─── RECORDS SUPPLIED ───

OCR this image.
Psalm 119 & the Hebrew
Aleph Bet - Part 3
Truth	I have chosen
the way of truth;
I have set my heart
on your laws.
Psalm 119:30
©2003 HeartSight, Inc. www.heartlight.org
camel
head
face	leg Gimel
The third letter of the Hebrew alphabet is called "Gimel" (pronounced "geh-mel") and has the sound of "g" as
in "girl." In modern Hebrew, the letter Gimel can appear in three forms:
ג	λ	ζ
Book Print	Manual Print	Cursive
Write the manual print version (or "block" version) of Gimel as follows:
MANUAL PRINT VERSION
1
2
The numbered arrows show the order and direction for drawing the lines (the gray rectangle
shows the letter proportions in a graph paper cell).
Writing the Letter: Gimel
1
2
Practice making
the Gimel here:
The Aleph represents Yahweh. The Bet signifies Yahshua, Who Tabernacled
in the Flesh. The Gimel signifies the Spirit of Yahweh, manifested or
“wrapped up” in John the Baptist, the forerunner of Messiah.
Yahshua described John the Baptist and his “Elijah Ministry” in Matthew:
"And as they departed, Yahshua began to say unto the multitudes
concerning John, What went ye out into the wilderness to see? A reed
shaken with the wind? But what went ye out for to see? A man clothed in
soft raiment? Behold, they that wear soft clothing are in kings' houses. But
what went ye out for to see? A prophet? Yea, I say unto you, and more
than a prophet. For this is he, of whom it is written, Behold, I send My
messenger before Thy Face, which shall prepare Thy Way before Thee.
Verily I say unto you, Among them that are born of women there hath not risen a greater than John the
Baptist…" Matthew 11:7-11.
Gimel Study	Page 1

───
─── RECORDS SUPPLIED ───

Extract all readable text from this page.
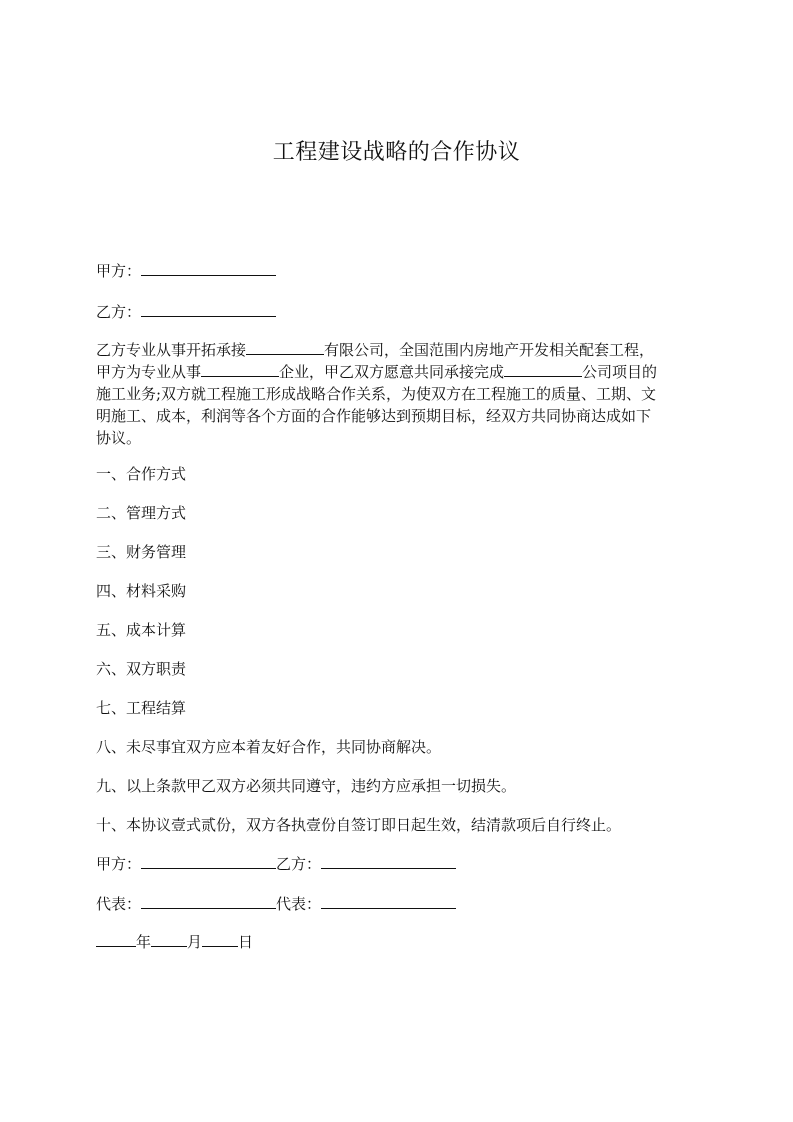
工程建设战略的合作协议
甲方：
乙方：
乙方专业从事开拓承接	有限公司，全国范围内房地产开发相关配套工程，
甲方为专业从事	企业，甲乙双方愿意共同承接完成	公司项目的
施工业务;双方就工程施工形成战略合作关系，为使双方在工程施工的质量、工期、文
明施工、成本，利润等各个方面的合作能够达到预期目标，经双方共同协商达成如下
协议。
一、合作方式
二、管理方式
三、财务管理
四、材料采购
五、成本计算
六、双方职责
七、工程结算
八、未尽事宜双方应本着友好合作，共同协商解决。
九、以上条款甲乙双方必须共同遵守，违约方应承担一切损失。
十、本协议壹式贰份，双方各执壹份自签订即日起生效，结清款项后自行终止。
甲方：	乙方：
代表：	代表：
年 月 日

───

Every line containing the string "Behold" must be listed.

soft raiment? Behold, they that wear soft clothing are in kings' houses. But
than a prophet. For this is he, of whom it is written, Behold, I send My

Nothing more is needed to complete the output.